**EXERCISE REQUIREMENTS:**
a - List every product the forum thread on the Anvil jig names by a proper name, counting each product once.
b - Reproduce the forum thread word for word between "When I hold" and "setting up fixtures.", inclusive.
:: SELECTED PASSAGE ::
Hoping for some guidance on what this measurement on my Anvil Journeyman jig is (I believe it is the 2.0)
It appears to be a headtube/axle to crown measurement and it goes to the bottom of the headtube fixture. The one data sheet I have doesn’t mention anything about this measurement. All I know is that the previous seller did say the measurement needs to be changed depending on a 1 or 1 1/8 head tube.
Hey, I haven’t looked closely at an Anvil fixture before, but from a first glance, I’d say that’s where you set the height of the bottom of your headtube (in relation to the center of the bottom bracket). I don’t think it would make sense to change the scale for a 1" headtube, because I assume the puck is located so the center of the bottom of the headtube is right at the pivot. You’d probably have to change the puck or adjust the position of the arm holding it if the puck is „stepped“ to work with both 1 1/8" and 1" headtubes. Maybe someone else who has that fixture can correct me if I’m mistaken. Hope that helped
From what I was told by the original owner, the head tube height on the jig needs to change because the fixture uses cones and depending on the diameter of the head tube, it would sit higher/lower.
When I hold a tape measure up to the scale, the zero falls significantly farther down than the bb center.
Think of the vertical travel as setting stack in your design (but from the bottom of the HT). BikeCAD and RattleCAD output these measures based on the frame design for setting up fixtures.
Since the lower HT puck has been moved, I would guess it’s going to be a challenge to reset it relative to the BB along that scale.
This is the measurement you can read on the scale. Since you’re reading it at the bottom of the horizontal beam, the scale is moved down so the zero doesn’t fall directly onto the BB.
There are different “pucks” for different headtube diameters and styles. You just need to make sure that the bottom of the HT lands dead on the pivot when making new pucks
I have a Journeyman 2 with cones for the headtube. The measurement is vertical from the bottom bracket center to headtube bottom. The scale is for 1-1/8" headtubes. Add 5mm for a 1" headtube.
I didn’t realize the fixture uses a bottom cone. After checking some more photos, it looks like the height of the arm with the bottom head tube cone isn’t adjustable. That makes me think the fixture is designed so that either the center of a 1" or 1 1/8" head tube sits right above the pivot point used to set the head tube angle.
:::
:: PROVIDED MATERIAL ::
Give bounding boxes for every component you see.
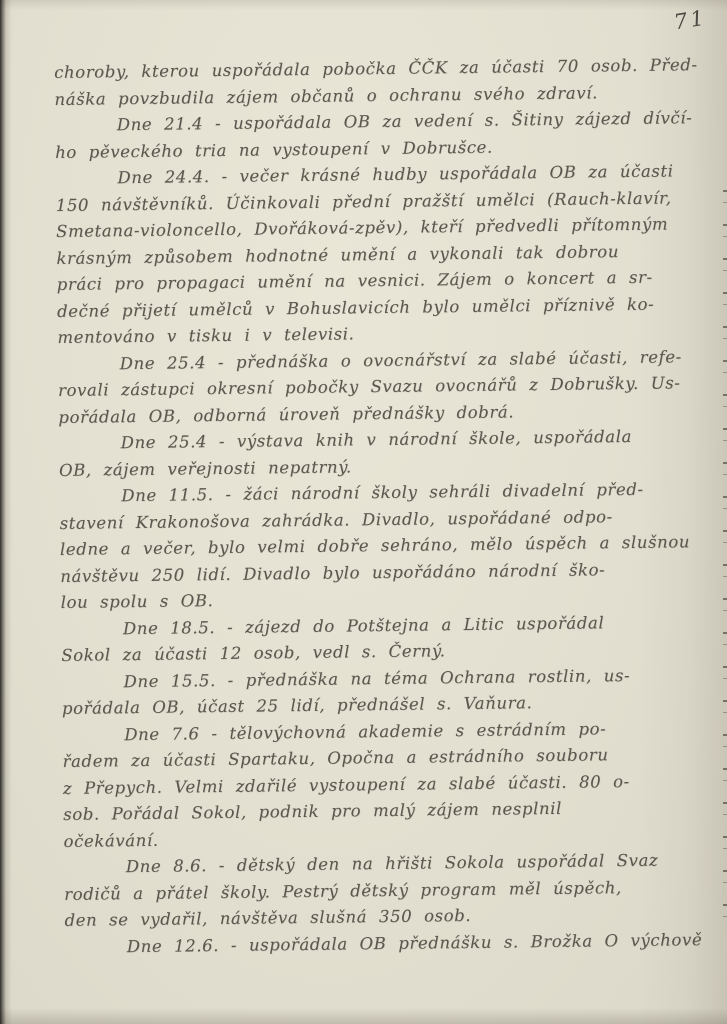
:::
**EXERCISE ANSWERS:**
a -
Anvil Journeyman jig (also referred to as the Journeyman 2)
BikeCAD
RattleCAD

b -
When I hold a tape measure up to the scale, the zero falls significantly farther down than the bb center.
Think of the vertical travel as setting stack in your design (but from the bottom of the HT). BikeCAD and RattleCAD output these measures based on the frame design for setting up fixtures.